» **TASK OBJECTIVE**
Write each record again exactly as it stands.

» **Extracted records**
— Start —

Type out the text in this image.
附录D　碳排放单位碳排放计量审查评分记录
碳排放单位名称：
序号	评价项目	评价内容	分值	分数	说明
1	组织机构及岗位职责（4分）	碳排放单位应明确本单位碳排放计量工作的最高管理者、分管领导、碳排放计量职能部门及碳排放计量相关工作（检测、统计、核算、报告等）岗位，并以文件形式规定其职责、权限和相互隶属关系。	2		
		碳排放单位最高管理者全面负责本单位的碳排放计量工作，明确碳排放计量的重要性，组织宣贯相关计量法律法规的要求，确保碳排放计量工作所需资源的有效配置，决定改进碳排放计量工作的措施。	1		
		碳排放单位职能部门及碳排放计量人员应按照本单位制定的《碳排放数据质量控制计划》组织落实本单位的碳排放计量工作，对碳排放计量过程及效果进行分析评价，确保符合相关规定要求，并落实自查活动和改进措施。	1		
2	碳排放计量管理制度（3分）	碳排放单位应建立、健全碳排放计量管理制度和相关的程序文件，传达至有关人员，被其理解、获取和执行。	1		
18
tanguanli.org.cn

— End —

» **PROBLEM SOLUTION**
Type out the text in this image.
附录D　碳排放单位碳排放计量审查评分记录
碳排放单位名称：
序号	评价项目	评价内容	分值	分数	说明
1	组织机构及岗位职责（4分）	碳排放单位应明确本单位碳排放计量工作的最高管理者、分管领导、碳排放计量职能部门及碳排放计量相关工作（检测、统计、核算、报告等）岗位，并以文件形式规定其职责、权限和相互隶属关系。	2		
		碳排放单位最高管理者全面负责本单位的碳排放计量工作，明确碳排放计量的重要性，组织宣贯相关计量法律法规的要求，确保碳排放计量工作所需资源的有效配置，决定改进碳排放计量工作的措施。	1		
		碳排放单位职能部门及碳排放计量人员应按照本单位制定的《碳排放数据质量控制计划》组织落实本单位的碳排放计量工作，对碳排放计量过程及效果进行分析评价，确保符合相关规定要求，并落实自查活动和改进措施。	1		
2	碳排放计量管理制度（3分）	碳排放单位应建立、健全碳排放计量管理制度和相关的程序文件，传达至有关人员，被其理解、获取和执行。	1		
18
tanguanli.org.cn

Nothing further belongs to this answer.